_Work required_
Reproduce every item below, replacing each occurrence of "Point" with "Marker" and leaving all other text unchanged.

_The input_
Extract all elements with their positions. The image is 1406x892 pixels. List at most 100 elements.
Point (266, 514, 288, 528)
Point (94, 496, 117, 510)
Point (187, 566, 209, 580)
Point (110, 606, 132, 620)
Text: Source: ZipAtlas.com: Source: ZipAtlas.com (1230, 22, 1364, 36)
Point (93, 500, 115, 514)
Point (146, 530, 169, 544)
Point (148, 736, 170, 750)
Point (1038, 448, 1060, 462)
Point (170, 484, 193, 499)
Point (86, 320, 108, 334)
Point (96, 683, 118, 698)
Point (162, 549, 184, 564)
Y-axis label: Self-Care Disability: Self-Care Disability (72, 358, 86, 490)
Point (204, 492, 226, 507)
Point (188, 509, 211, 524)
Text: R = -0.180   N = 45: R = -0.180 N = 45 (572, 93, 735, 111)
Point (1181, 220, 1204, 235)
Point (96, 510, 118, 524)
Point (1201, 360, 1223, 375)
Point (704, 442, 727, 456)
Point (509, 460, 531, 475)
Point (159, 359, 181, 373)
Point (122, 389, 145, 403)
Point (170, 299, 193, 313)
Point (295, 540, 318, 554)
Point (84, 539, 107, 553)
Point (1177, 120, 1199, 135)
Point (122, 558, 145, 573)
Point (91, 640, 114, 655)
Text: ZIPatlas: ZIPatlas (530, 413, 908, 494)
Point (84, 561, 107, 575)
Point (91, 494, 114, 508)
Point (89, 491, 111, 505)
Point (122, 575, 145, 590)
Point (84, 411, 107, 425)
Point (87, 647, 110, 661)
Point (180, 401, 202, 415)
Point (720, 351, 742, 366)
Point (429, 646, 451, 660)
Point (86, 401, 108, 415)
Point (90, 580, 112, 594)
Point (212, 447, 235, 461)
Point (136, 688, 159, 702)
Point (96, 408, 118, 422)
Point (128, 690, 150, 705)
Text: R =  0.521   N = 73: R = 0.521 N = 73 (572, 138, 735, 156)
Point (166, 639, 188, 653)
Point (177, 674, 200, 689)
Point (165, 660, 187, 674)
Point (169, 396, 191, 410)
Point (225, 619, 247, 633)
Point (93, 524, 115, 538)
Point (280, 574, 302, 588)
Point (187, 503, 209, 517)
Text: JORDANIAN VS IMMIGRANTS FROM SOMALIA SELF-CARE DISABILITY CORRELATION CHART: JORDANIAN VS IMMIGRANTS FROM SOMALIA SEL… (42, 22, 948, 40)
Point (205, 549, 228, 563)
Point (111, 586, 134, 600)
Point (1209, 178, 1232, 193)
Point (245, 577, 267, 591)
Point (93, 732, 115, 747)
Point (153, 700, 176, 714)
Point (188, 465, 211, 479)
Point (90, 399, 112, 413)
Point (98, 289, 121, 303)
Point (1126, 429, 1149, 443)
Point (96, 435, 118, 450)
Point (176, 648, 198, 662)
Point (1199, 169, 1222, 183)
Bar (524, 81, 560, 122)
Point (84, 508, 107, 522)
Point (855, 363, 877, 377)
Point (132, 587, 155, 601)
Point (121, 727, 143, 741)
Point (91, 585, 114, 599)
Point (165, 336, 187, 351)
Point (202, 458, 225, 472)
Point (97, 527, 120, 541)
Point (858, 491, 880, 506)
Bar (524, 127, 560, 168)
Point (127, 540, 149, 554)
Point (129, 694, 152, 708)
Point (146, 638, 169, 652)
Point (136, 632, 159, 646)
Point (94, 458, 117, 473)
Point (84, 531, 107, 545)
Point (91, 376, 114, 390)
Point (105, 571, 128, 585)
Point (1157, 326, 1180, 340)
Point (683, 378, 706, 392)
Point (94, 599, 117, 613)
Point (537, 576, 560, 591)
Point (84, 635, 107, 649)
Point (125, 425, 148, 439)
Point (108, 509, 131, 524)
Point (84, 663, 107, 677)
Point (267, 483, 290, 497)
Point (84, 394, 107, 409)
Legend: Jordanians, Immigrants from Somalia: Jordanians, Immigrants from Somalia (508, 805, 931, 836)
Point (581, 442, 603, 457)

_Final result_
Extract all elements with their positions. The image is 1406x892 pixels. List at most 100 elements.
Marker (266, 514, 288, 528)
Marker (94, 496, 117, 510)
Marker (187, 566, 209, 580)
Marker (110, 606, 132, 620)
Text: Source: ZipAtlas.com: Source: ZipAtlas.com (1230, 22, 1364, 36)
Marker (93, 500, 115, 514)
Marker (146, 530, 169, 544)
Marker (148, 736, 170, 750)
Marker (1038, 448, 1060, 462)
Marker (170, 484, 193, 499)
Marker (86, 320, 108, 334)
Marker (96, 683, 118, 698)
Marker (162, 549, 184, 564)
Y-axis label: Self-Care Disability: Self-Care Disability (72, 358, 86, 490)
Marker (204, 492, 226, 507)
Marker (188, 509, 211, 524)
Text: R = -0.180   N = 45: R = -0.180 N = 45 (572, 93, 735, 111)
Marker (1181, 220, 1204, 235)
Marker (96, 510, 118, 524)
Marker (1201, 360, 1223, 375)
Marker (704, 442, 727, 456)
Marker (509, 460, 531, 475)
Marker (159, 359, 181, 373)
Marker (122, 389, 145, 403)
Marker (170, 299, 193, 313)
Marker (295, 540, 318, 554)
Marker (84, 539, 107, 553)
Marker (1177, 120, 1199, 135)
Marker (122, 558, 145, 573)
Marker (91, 640, 114, 655)
Text: ZIPatlas: ZIPatlas (530, 413, 908, 494)
Marker (84, 561, 107, 575)
Marker (91, 494, 114, 508)
Marker (89, 491, 111, 505)
Marker (122, 575, 145, 590)
Marker (84, 411, 107, 425)
Marker (87, 647, 110, 661)
Marker (180, 401, 202, 415)
Marker (720, 351, 742, 366)
Marker (429, 646, 451, 660)
Marker (86, 401, 108, 415)
Marker (90, 580, 112, 594)
Marker (212, 447, 235, 461)
Marker (136, 688, 159, 702)
Marker (96, 408, 118, 422)
Marker (128, 690, 150, 705)
Text: R =  0.521   N = 73: R = 0.521 N = 73 (572, 138, 735, 156)
Marker (166, 639, 188, 653)
Marker (177, 674, 200, 689)
Marker (165, 660, 187, 674)
Marker (169, 396, 191, 410)
Marker (225, 619, 247, 633)
Marker (93, 524, 115, 538)
Marker (280, 574, 302, 588)
Marker (187, 503, 209, 517)
Text: JORDANIAN VS IMMIGRANTS FROM SOMALIA SELF-CARE DISABILITY CORRELATION CHART: JORDANIAN VS IMMIGRANTS FROM SOMALIA SEL… (42, 22, 948, 40)
Marker (205, 549, 228, 563)
Marker (111, 586, 134, 600)
Marker (1209, 178, 1232, 193)
Marker (245, 577, 267, 591)
Marker (93, 732, 115, 747)
Marker (153, 700, 176, 714)
Marker (188, 465, 211, 479)
Marker (90, 399, 112, 413)
Marker (98, 289, 121, 303)
Marker (1126, 429, 1149, 443)
Marker (96, 435, 118, 450)
Marker (176, 648, 198, 662)
Marker (1199, 169, 1222, 183)
Bar (524, 81, 560, 122)
Marker (84, 508, 107, 522)
Marker (855, 363, 877, 377)
Marker (132, 587, 155, 601)
Marker (121, 727, 143, 741)
Marker (91, 585, 114, 599)
Marker (165, 336, 187, 351)
Marker (202, 458, 225, 472)
Marker (97, 527, 120, 541)
Marker (858, 491, 880, 506)
Bar (524, 127, 560, 168)
Marker (127, 540, 149, 554)
Marker (129, 694, 152, 708)
Marker (146, 638, 169, 652)
Marker (136, 632, 159, 646)
Marker (94, 458, 117, 473)
Marker (84, 531, 107, 545)
Marker (91, 376, 114, 390)
Marker (105, 571, 128, 585)
Marker (1157, 326, 1180, 340)
Marker (683, 378, 706, 392)
Marker (94, 599, 117, 613)
Marker (537, 576, 560, 591)
Marker (84, 635, 107, 649)
Marker (125, 425, 148, 439)
Marker (108, 509, 131, 524)
Marker (84, 663, 107, 677)
Marker (267, 483, 290, 497)
Marker (84, 394, 107, 409)
Legend: Jordanians, Immigrants from Somalia: Jordanians, Immigrants from Somalia (508, 805, 931, 836)
Marker (581, 442, 603, 457)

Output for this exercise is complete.